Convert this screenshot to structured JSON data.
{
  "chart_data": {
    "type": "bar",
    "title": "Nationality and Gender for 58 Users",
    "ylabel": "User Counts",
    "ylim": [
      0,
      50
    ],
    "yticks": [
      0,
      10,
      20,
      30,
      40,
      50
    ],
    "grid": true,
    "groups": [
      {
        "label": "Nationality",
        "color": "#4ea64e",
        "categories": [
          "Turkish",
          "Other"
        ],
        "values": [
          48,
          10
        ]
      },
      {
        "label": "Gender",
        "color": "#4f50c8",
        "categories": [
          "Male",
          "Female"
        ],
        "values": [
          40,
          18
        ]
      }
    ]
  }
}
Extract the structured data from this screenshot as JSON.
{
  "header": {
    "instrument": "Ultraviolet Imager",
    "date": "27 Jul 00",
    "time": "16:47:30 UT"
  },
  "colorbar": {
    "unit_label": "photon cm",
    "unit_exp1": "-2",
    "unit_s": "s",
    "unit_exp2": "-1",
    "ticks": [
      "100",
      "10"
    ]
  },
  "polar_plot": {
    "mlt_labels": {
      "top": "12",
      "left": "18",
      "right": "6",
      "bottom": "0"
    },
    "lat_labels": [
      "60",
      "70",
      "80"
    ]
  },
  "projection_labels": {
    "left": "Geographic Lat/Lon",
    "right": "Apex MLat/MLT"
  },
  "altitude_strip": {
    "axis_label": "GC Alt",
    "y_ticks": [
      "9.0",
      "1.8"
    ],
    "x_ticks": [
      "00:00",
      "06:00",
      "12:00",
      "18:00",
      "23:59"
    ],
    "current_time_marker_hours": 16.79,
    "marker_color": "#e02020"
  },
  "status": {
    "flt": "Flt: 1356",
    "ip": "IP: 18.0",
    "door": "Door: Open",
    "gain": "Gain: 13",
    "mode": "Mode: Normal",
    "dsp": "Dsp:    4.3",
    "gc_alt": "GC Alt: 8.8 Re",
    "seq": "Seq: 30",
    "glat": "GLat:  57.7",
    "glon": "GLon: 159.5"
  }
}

• _Written instruction_:
Identify which lines contain the word "Nationality" and copy each one.

• _Solution to this exercise_:
    "title": "Nationality and Gender for 58 Users",
        "label": "Nationality",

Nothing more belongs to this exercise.